◆ Exercise instructions: Find the string "уровня" in the listing and report every line that has it.

* begin *

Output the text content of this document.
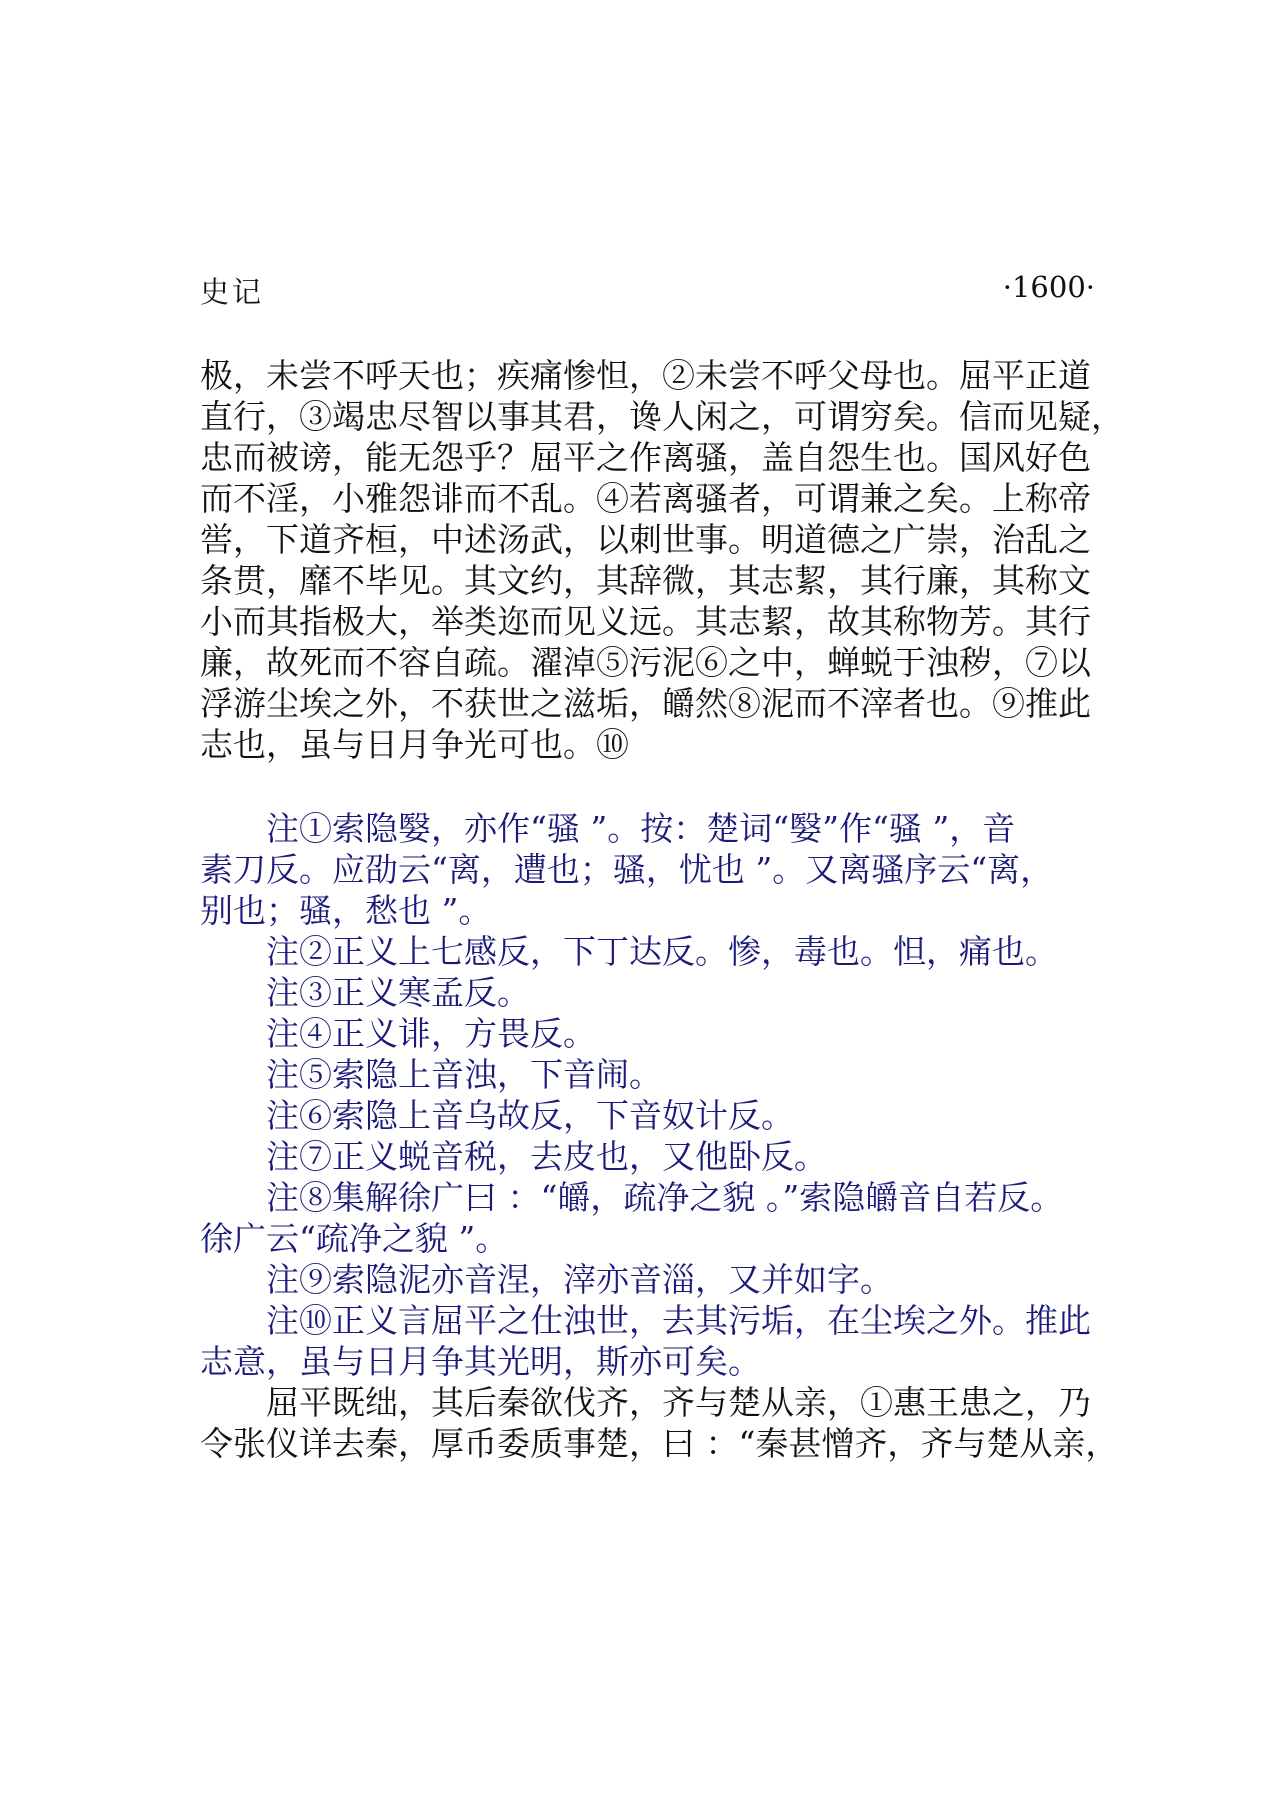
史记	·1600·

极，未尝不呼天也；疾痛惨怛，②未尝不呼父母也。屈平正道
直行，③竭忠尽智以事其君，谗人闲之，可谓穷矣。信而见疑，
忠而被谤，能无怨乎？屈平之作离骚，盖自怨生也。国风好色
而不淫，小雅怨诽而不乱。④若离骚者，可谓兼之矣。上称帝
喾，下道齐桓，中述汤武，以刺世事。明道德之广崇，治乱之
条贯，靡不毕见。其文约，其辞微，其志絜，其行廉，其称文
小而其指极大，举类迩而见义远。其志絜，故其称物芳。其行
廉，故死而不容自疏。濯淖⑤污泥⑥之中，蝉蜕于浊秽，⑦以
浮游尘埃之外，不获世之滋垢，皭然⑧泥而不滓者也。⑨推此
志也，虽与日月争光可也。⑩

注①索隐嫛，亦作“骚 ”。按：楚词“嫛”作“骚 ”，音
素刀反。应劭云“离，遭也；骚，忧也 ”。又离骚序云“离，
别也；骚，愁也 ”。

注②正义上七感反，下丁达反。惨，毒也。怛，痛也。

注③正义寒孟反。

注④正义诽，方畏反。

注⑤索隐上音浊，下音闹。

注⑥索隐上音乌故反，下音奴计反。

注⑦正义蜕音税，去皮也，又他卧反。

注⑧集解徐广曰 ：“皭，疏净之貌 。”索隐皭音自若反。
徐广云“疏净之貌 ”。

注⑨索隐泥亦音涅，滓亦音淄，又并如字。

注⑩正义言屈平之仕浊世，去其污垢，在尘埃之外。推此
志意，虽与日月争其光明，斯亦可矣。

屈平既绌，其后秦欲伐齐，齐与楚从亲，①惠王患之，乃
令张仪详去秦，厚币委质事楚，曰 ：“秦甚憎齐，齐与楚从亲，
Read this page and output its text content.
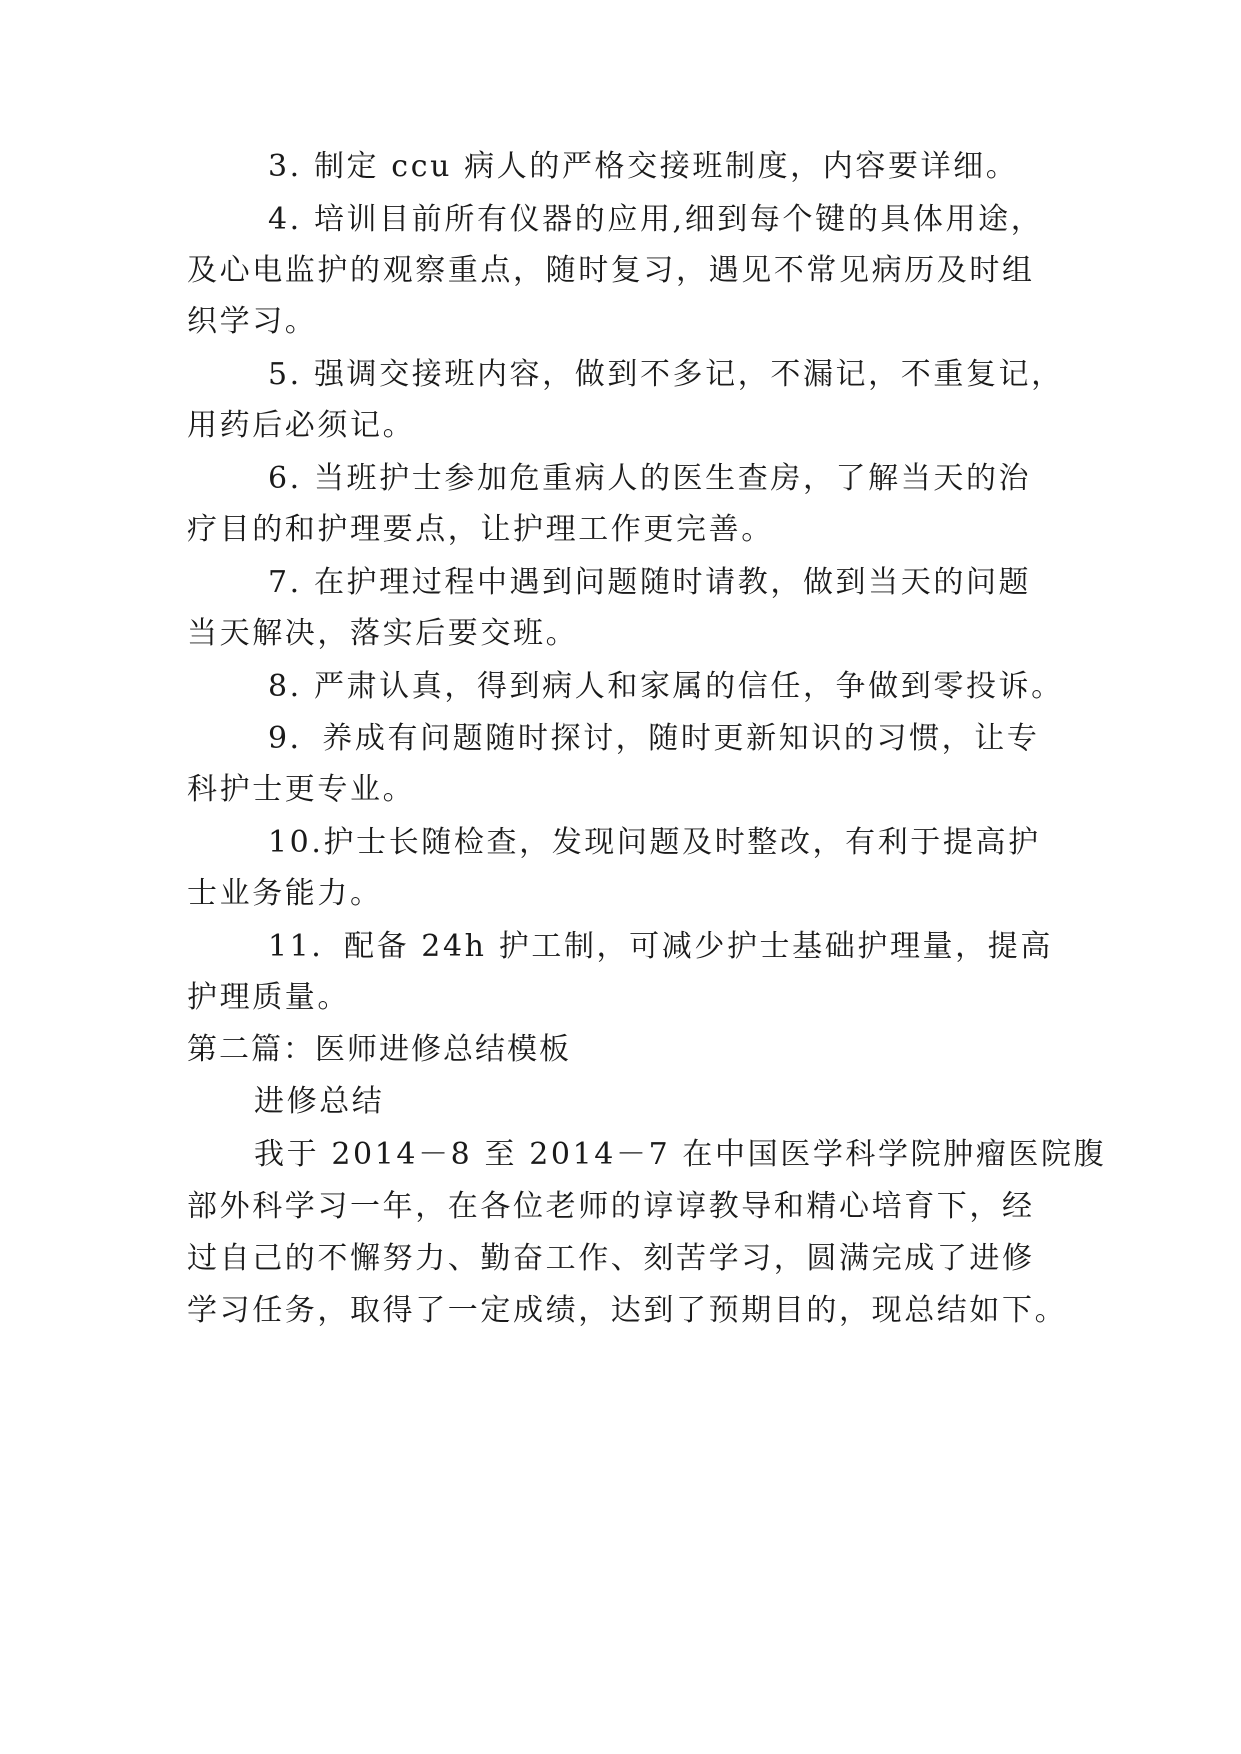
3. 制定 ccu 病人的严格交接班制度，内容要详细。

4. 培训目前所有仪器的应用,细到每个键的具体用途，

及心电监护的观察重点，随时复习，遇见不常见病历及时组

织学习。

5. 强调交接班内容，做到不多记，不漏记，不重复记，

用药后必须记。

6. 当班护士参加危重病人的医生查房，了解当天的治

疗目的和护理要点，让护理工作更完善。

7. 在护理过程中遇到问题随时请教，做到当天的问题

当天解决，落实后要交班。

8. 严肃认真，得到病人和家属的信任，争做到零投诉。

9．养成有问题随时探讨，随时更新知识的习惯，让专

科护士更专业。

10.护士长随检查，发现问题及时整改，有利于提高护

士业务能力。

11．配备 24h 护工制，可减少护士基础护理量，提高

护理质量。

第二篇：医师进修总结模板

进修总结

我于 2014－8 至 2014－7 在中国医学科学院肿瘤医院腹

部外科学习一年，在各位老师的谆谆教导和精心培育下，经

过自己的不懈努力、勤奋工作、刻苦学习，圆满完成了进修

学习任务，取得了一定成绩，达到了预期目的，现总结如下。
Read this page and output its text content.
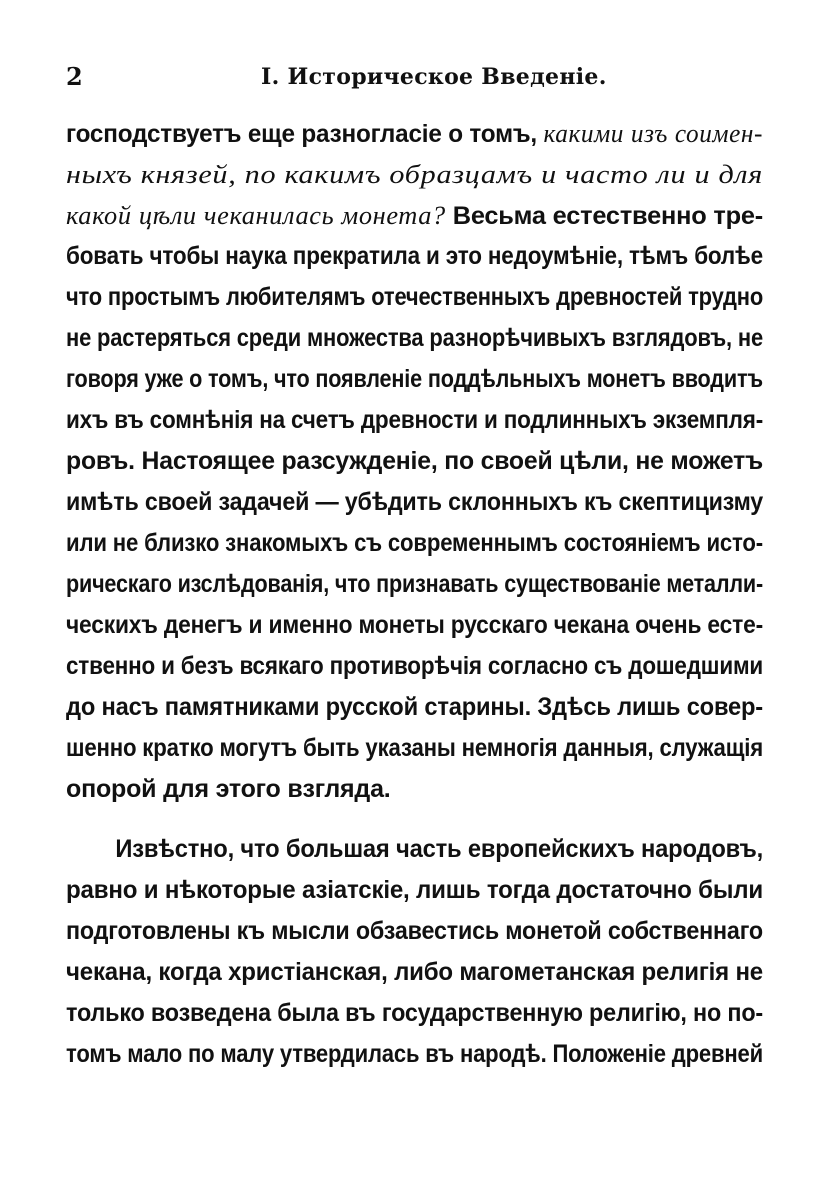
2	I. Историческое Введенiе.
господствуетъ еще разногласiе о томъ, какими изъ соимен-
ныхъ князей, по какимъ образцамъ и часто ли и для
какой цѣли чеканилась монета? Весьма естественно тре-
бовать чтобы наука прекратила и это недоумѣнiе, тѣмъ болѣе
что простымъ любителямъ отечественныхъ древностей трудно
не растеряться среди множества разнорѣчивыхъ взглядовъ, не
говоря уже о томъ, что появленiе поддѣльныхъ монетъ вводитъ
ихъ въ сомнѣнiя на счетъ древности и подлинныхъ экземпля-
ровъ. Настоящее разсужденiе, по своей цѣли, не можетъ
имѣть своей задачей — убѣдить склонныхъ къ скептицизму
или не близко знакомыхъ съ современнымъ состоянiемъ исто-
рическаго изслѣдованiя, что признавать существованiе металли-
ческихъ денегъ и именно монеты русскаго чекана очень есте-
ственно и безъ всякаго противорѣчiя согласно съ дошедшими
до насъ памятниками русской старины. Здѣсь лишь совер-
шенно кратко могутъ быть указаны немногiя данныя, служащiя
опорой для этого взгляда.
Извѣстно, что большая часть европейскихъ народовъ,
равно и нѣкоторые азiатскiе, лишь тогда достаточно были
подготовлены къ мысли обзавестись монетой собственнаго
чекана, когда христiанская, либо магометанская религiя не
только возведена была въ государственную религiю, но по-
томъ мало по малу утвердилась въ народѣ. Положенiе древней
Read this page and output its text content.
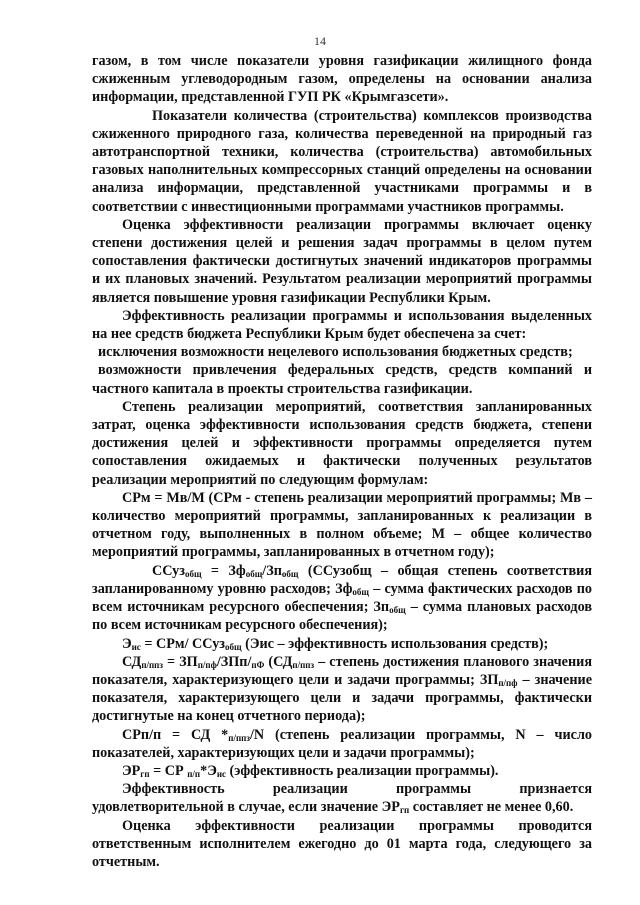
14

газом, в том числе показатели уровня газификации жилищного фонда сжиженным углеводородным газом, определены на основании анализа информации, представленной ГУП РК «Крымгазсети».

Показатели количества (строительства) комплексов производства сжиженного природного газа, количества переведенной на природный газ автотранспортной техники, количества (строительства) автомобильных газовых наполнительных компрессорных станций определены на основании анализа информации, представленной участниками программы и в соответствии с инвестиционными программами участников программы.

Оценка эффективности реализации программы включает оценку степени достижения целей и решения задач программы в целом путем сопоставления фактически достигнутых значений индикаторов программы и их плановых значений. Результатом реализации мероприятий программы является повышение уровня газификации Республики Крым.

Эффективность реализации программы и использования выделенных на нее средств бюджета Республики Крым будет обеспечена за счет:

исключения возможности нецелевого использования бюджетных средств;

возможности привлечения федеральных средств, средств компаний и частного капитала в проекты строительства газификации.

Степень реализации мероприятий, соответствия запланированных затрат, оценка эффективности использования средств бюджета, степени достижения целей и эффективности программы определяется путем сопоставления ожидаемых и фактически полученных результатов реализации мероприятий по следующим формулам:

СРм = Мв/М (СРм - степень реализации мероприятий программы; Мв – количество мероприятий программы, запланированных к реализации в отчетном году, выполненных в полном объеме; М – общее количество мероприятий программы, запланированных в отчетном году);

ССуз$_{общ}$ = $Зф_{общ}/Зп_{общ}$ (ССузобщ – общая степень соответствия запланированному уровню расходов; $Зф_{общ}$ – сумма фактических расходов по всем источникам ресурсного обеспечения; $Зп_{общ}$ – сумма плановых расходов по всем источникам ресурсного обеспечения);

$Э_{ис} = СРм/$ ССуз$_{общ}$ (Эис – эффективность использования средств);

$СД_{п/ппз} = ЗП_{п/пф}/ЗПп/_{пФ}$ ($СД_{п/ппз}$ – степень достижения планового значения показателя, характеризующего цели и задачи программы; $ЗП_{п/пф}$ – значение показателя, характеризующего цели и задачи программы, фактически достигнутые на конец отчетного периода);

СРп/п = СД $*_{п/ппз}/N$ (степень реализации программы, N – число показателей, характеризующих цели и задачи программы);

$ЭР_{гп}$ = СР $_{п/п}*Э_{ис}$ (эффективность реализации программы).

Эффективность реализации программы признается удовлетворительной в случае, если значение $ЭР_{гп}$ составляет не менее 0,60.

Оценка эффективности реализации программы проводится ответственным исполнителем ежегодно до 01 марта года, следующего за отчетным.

* end *

◆ Solution below:
газом, в том числе показатели уровня газификации жилищного фонда сжиженным углеводородным газом, определены на основании анализа информации, представленной ГУП РК «Крымгазсети».
Оценка эффективности реализации программы включает оценку степени достижения целей и решения задач программы в целом путем сопоставления фактически достигнутых значений индикаторов программы и их плановых значений. Результатом реализации мероприятий программы является повышение уровня газификации Республики Крым.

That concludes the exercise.